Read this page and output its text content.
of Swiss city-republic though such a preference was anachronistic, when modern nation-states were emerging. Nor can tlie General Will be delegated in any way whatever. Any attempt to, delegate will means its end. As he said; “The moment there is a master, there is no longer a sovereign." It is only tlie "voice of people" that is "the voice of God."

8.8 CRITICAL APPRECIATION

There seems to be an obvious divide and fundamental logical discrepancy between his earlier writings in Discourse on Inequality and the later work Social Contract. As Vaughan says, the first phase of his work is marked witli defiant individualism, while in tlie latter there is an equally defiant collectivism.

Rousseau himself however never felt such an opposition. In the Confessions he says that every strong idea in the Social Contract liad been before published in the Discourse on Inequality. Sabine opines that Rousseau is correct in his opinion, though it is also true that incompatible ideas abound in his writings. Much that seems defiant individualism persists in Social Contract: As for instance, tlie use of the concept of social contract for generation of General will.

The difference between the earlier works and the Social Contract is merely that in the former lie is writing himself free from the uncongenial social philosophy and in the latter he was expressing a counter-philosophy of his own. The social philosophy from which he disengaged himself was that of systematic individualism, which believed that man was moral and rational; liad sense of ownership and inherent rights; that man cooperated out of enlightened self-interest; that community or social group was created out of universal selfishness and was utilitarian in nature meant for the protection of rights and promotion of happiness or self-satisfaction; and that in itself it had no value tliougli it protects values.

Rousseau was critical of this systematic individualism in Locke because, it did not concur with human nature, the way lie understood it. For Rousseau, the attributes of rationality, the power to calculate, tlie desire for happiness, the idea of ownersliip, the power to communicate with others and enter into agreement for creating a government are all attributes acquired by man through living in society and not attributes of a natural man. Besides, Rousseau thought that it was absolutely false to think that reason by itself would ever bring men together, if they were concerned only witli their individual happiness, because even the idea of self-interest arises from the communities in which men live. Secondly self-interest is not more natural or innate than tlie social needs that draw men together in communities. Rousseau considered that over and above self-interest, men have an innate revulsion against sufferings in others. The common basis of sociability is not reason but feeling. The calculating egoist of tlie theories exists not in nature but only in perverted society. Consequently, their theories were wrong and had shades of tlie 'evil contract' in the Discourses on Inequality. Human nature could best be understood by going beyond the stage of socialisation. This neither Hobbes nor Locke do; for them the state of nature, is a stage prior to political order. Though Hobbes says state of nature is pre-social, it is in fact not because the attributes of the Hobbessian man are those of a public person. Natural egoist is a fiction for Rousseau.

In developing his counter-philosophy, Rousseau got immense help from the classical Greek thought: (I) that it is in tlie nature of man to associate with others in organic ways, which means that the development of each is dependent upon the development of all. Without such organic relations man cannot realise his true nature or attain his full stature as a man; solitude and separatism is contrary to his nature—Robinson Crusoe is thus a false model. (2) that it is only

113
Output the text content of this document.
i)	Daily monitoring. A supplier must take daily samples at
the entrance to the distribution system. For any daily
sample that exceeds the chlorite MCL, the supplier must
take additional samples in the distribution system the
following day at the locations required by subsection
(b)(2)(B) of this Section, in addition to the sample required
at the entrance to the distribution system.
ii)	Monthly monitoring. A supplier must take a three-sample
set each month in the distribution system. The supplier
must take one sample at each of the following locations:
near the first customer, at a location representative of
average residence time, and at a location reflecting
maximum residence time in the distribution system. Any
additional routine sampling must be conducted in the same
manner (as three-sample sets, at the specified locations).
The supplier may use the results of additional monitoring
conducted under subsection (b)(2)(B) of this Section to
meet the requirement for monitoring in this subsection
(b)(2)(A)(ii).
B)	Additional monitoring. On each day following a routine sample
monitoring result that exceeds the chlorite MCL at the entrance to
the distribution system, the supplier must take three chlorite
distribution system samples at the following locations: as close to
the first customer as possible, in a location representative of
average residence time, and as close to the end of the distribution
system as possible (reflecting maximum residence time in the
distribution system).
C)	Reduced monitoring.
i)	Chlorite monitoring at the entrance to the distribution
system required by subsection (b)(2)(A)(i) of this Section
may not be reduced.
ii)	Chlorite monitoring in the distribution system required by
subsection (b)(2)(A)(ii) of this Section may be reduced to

■ **Directions for this task**
Pick out the lines containing the word "following" and show them.

■ **The reply**
following day at the locations required by subsection
must take one sample at each of the following locations:
B)	Additional monitoring. On each day following a routine sample
distribution system samples at the following locations: as close to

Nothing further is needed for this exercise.